Cette affaire est instructive à plusieurs égards. Tout d’abord, la coalition de milices nommée « Armée Syrienne Libre » avait longtemps servi de vecteur de fonds, d’armes et d’hommes à la nébuleuse djihadiste anti-Assad. Il n’est donc pas surprenant qu’elle ait vendu des armes à Daech. Pour être plus précis, l’ASL a été soutenue par les Occidentaux alors qu’elle combattait main dans la main avec des groupes djihadistes, y compris avec Daech jusqu’à l’hiver 2013-2014. Il faut alors souligner que, jusqu’à leur scission d’avril 2013, al-Nosra et le futur « État Islamique » formaient une seule et unique entité. Or, entre 2012 et 2014, cette milice fut la principale force motrice de la rébellion en Syrie, ses tacticiens élaborant les grandes opérations ayant permis la conquête de différentes localités par l’« État Islamique », telles que le Camp Yarmouk au Sud de Damas, Raqqa ou Deir ez-Zor. En résumé, les opérations conjointes de l’ASL et d’al-Nosra ont permis au Daech en gestation de s’implanter ensuite dans de nombreuses métropoles syriennes à la suite de la scission entre al-Nosra et l’« État Islamique ». L’« Armée Syrienne Libre » fut utilisée comme prétexte pour couvrir cette politique clandestine, qui n’a pas seulement impliqué la Turquie, mais notamment la France, la Grande-Bretagne et les États-Unis.

§ EXTRAIT DES DONNÉES
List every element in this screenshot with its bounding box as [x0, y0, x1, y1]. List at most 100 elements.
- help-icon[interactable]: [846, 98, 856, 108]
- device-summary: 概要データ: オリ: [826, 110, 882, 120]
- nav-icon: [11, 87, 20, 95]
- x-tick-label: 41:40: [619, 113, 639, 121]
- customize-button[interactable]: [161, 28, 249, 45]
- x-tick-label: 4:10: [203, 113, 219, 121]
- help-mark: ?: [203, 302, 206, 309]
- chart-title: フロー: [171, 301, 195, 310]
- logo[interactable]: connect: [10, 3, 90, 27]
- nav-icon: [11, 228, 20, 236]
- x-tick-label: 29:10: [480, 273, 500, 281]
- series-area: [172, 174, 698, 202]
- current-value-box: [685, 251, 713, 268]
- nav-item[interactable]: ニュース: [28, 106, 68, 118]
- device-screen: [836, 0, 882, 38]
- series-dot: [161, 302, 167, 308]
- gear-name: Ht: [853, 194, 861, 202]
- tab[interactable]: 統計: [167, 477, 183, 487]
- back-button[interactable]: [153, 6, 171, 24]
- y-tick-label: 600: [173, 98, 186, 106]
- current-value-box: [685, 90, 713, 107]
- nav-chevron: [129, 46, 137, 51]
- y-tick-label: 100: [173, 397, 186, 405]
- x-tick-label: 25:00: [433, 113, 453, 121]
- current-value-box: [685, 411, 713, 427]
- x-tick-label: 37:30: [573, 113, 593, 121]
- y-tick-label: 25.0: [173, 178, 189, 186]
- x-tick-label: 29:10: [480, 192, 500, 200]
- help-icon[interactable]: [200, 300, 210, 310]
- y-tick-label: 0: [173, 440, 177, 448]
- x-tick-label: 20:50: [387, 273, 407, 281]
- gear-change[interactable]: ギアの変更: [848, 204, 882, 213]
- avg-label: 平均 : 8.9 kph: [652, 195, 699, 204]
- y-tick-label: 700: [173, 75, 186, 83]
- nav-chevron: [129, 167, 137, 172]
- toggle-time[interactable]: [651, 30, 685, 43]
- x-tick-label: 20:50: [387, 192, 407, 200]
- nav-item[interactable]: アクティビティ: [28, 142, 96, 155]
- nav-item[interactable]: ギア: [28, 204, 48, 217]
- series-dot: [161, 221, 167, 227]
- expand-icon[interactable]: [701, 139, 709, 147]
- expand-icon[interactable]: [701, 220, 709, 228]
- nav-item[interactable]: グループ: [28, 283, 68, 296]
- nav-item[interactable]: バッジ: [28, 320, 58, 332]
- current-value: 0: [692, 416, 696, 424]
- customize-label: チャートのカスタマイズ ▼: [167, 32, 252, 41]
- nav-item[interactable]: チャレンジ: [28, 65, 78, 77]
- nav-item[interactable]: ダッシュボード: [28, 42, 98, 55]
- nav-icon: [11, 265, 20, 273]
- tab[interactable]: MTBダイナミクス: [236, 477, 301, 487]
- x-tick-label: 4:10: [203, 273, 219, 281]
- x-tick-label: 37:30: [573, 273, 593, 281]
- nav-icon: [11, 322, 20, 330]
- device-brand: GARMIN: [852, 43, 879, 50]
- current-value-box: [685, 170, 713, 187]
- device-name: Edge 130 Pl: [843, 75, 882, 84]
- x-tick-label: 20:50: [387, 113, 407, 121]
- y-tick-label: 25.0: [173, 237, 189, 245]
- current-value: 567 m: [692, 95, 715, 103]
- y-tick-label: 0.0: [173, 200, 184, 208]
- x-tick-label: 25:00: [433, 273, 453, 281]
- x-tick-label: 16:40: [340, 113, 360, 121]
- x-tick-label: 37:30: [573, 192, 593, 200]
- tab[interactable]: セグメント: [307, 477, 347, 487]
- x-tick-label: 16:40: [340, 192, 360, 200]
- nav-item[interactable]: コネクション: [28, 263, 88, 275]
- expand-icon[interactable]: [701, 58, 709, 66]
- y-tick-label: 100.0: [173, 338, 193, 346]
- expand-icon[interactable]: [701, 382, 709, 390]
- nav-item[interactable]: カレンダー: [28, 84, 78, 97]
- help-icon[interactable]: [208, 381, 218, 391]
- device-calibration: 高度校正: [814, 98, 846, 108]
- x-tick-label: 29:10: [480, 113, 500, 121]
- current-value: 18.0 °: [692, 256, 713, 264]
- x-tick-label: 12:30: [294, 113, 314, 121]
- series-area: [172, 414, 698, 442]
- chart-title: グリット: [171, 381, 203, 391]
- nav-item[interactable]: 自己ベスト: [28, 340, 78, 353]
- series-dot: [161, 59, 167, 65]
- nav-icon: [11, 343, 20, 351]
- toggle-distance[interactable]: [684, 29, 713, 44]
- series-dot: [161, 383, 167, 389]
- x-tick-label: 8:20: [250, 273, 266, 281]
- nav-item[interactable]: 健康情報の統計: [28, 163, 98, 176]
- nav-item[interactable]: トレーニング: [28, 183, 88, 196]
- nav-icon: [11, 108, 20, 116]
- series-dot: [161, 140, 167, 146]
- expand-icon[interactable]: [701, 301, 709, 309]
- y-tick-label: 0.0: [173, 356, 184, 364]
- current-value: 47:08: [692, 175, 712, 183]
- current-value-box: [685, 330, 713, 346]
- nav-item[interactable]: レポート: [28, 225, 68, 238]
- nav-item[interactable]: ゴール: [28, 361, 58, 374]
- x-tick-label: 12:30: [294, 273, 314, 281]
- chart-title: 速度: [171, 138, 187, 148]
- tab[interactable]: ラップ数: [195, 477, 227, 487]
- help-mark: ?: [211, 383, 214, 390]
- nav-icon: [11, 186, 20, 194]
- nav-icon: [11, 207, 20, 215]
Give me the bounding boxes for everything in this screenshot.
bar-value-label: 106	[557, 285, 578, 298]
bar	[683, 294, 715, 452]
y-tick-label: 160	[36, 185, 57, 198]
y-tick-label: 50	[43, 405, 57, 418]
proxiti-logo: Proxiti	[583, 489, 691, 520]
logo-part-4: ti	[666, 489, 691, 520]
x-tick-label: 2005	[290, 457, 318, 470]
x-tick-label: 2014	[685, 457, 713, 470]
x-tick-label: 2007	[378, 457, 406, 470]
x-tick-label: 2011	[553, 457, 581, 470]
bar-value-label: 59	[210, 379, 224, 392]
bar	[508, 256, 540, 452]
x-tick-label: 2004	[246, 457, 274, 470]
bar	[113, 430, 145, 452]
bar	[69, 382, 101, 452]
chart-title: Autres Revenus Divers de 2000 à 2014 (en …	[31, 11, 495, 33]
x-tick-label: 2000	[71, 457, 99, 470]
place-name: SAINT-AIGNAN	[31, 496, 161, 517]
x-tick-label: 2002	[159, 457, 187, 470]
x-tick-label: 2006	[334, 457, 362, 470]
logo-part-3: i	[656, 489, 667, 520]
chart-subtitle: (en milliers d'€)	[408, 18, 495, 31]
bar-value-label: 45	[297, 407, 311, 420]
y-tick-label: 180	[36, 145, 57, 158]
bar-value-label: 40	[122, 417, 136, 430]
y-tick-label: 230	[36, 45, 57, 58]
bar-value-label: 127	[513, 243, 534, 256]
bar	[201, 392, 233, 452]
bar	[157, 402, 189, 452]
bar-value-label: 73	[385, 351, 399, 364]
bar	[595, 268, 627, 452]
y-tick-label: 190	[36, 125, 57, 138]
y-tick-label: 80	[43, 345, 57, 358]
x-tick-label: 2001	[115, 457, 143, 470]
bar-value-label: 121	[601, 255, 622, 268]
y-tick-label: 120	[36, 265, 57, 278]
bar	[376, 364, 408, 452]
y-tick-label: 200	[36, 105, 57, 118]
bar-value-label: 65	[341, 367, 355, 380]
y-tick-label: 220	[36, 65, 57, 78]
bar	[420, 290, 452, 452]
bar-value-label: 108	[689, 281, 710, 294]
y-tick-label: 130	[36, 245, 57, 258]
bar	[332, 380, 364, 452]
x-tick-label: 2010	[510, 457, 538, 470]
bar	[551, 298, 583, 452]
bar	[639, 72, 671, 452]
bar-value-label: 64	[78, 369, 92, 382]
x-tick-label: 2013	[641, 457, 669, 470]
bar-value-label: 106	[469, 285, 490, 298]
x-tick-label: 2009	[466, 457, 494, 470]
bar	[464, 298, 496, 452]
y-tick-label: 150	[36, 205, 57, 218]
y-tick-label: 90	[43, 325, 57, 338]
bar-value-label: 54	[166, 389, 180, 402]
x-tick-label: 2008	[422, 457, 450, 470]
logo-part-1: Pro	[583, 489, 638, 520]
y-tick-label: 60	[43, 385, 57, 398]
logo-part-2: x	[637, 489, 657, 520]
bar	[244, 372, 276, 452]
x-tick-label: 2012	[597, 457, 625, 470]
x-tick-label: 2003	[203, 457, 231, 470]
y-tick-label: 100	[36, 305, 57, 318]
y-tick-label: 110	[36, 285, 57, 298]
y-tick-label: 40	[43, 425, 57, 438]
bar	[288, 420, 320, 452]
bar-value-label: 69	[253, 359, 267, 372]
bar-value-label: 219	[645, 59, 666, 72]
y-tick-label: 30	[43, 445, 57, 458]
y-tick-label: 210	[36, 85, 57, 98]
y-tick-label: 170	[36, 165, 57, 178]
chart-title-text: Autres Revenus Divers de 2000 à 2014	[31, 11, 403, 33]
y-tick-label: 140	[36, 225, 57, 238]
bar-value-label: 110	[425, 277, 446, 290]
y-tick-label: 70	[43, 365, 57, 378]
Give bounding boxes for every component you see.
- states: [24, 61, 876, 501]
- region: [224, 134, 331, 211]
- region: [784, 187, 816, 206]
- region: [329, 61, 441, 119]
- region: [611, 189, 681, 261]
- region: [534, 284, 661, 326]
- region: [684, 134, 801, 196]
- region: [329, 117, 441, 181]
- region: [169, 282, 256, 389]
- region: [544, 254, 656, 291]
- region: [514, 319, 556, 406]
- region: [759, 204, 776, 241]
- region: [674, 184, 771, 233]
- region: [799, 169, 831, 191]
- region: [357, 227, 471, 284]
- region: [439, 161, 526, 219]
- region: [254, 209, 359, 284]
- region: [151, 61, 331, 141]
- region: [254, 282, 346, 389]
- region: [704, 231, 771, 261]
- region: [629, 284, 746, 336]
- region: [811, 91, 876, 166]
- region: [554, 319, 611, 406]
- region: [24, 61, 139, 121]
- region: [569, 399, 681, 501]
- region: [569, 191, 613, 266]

§ CONSIGNE A
Indiquez si chacune des affirmations suivantes concorde avec le texte sur l'Armée syrienne libre, en répondant par oui ou par non et en citant à l'identique les mots du texte qui tranchent. (i) L'ASL aurait vendu des armes à Daech. (ii) L'ASL aurait combattu aux côtés de Daech jusqu'à l'été 2014. (iii) Seule la Turquie aurait été impliquée dans la politique clandestine évoquée.
§ CONSIGNE B
Poursuivez le texte sur l'Armée syrienne libre à la suite de sa dernière phrase.

§ RÉSULTAT DE L'EXERCICE A
(i) Oui : « Il n’est donc pas surprenant qu’elle ait vendu des armes à Daech. »
(ii) Non : « y compris avec Daech jusqu’à l’hiver 2013-2014 ».
(iii) Non : « qui n’a pas seulement impliqué la Turquie, mais notamment la France, la Grande-Bretagne et les États-Unis ».

§ RÉSULTAT DE L'EXERCICE B
Cette affaire révèle également l’opposition farouche d’officier turcs au soutien de Daech et d’autres groupes islamistes par le gouvernement Erdogan. Or, comme le rappellent nos confrères de NordicMonitor.com, il ne faisait pas bon s’opposer au « sultan » : « Aksakallı était un officier clé, qui a travaillé avec (…) le MIT lors d’un coup d’État manqué le 15 juillet 2016 pour coordonner des événements que beaucoup considèrent comme une opération sous faux drapeau au profit du gouvernement Erdogan. Des milliers d’officiers, y compris des généraux et des amiraux, ont été purgés de l’armée turque depuis 2016, et la plupart d’entre eux ont été emprisonnés pour des accusations douteuses. Utilisant cet incident comme prétexte, le Président [Erdogan] a destitué des officiers qui avaient montré de la résistance aux incursions militaires en Syrie, et qui étaient opposés à l’armement des rebelles radicaux recrutés par le MIT. »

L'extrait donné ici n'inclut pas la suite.